** BEGIN Exercise data **
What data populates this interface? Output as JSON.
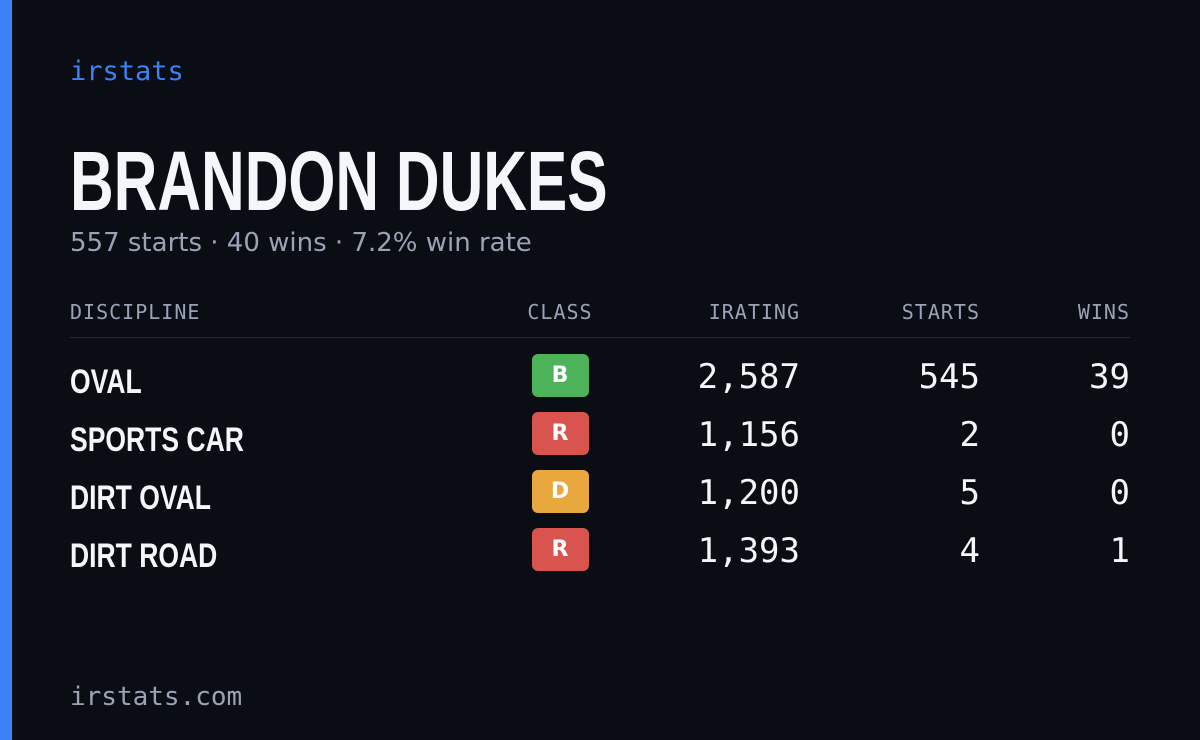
{
  "header": {
    "brand": "irstats",
    "title": "BRANDON DUKES",
    "subtitle": "557 starts · 40 wins · 7.2% win rate"
  },
  "table": {
    "columns": [
      "DISCIPLINE",
      "CLASS",
      "IRATING",
      "STARTS",
      "WINS"
    ],
    "rows": [
      {
        "discipline": "OVAL",
        "class": "B",
        "class_color": "#4cb35a",
        "irating": "2,587",
        "starts": "545",
        "wins": "39"
      },
      {
        "discipline": "SPORTS CAR",
        "class": "R",
        "class_color": "#d9534f",
        "irating": "1,156",
        "starts": "2",
        "wins": "0"
      },
      {
        "discipline": "DIRT OVAL",
        "class": "D",
        "class_color": "#e8a83e",
        "irating": "1,200",
        "starts": "5",
        "wins": "0"
      },
      {
        "discipline": "DIRT ROAD",
        "class": "R",
        "class_color": "#d9534f",
        "irating": "1,393",
        "starts": "4",
        "wins": "1"
      }
    ]
  },
  "footer": {
    "url": "irstats.com"
  }
}
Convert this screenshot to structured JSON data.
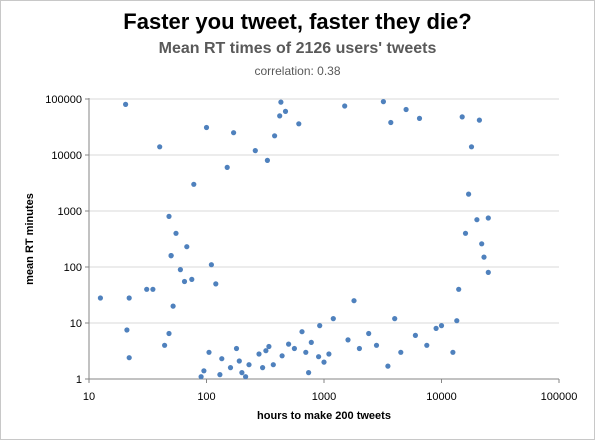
{
  "chart_data": {
    "type": "scatter",
    "title": "Faster you tweet, faster they die?",
    "subtitle": "Mean RT times of 2126 users' tweets",
    "annotation": "correlation: 0.38",
    "xlabel": "hours to make 200 tweets",
    "ylabel": "mean RT minutes",
    "x_scale": "log",
    "y_scale": "log",
    "xlim": [
      10,
      100000
    ],
    "ylim": [
      1,
      100000
    ],
    "x_ticks": [
      "10",
      "100",
      "1000",
      "10000",
      "100000"
    ],
    "y_ticks": [
      "1",
      "10",
      "100",
      "1000",
      "10000",
      "100000"
    ],
    "grid": "horizontal",
    "marker_color": "#4F81BD",
    "points": [
      [
        12.5,
        28
      ],
      [
        20.5,
        80000
      ],
      [
        21,
        7.5
      ],
      [
        22,
        28
      ],
      [
        22,
        2.4
      ],
      [
        31,
        40
      ],
      [
        35,
        40
      ],
      [
        40,
        14000
      ],
      [
        44,
        4
      ],
      [
        48,
        6.5
      ],
      [
        50,
        160
      ],
      [
        50,
        160
      ],
      [
        52,
        20
      ],
      [
        48,
        800
      ],
      [
        55,
        400
      ],
      [
        60,
        90
      ],
      [
        65,
        55
      ],
      [
        68,
        230
      ],
      [
        75,
        60
      ],
      [
        78,
        3000
      ],
      [
        90,
        1.1
      ],
      [
        95,
        1.4
      ],
      [
        100,
        31000
      ],
      [
        105,
        3
      ],
      [
        110,
        110
      ],
      [
        120,
        50
      ],
      [
        130,
        1.2
      ],
      [
        135,
        2.3
      ],
      [
        150,
        6000
      ],
      [
        160,
        1.6
      ],
      [
        170,
        25000
      ],
      [
        180,
        3.5
      ],
      [
        190,
        2.1
      ],
      [
        200,
        1.3
      ],
      [
        215,
        1.1
      ],
      [
        230,
        1.8
      ],
      [
        260,
        12000
      ],
      [
        280,
        2.8
      ],
      [
        300,
        1.6
      ],
      [
        320,
        3.2
      ],
      [
        330,
        8000
      ],
      [
        340,
        3.8
      ],
      [
        370,
        1.8
      ],
      [
        380,
        22000
      ],
      [
        420,
        50000
      ],
      [
        430,
        88000
      ],
      [
        440,
        2.6
      ],
      [
        470,
        60000
      ],
      [
        500,
        4.2
      ],
      [
        560,
        3.5
      ],
      [
        610,
        36000
      ],
      [
        650,
        7
      ],
      [
        700,
        3
      ],
      [
        740,
        1.3
      ],
      [
        780,
        4.5
      ],
      [
        900,
        2.5
      ],
      [
        920,
        9
      ],
      [
        1000,
        2
      ],
      [
        1100,
        2.8
      ],
      [
        1200,
        12
      ],
      [
        1500,
        75000
      ],
      [
        1600,
        5
      ],
      [
        1800,
        25
      ],
      [
        2000,
        3.5
      ],
      [
        2400,
        6.5
      ],
      [
        2800,
        4
      ],
      [
        3200,
        90000
      ],
      [
        3500,
        1.7
      ],
      [
        3700,
        38000
      ],
      [
        4000,
        12
      ],
      [
        4500,
        3
      ],
      [
        5000,
        65000
      ],
      [
        6000,
        6
      ],
      [
        6500,
        45000
      ],
      [
        7500,
        4
      ],
      [
        9000,
        8
      ],
      [
        10000,
        9
      ],
      [
        12500,
        3
      ],
      [
        15000,
        48000
      ],
      [
        18000,
        14000
      ],
      [
        20000,
        700
      ],
      [
        21000,
        42000
      ],
      [
        22000,
        260
      ],
      [
        23000,
        150
      ],
      [
        25000,
        80
      ],
      [
        25000,
        750
      ],
      [
        17000,
        2000
      ],
      [
        16000,
        400
      ],
      [
        14000,
        40
      ],
      [
        13500,
        11
      ]
    ]
  }
}
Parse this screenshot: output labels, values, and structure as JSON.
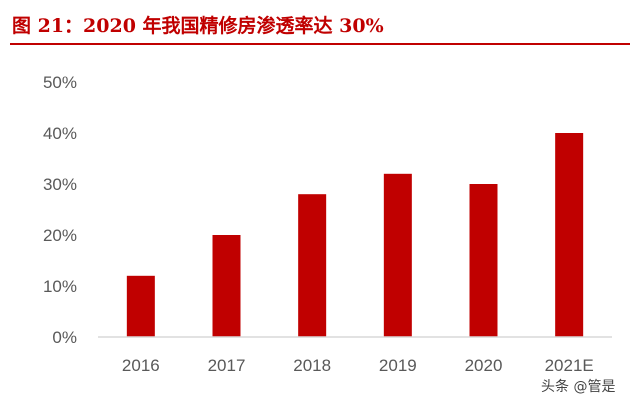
** END Exercise data **
Copy out each line in the listing that has the word "subtitle".

    "subtitle": "557 starts · 40 wins · 7.2% win rate"
    "subtitle": "Mean RT times of 2126 users' tweets",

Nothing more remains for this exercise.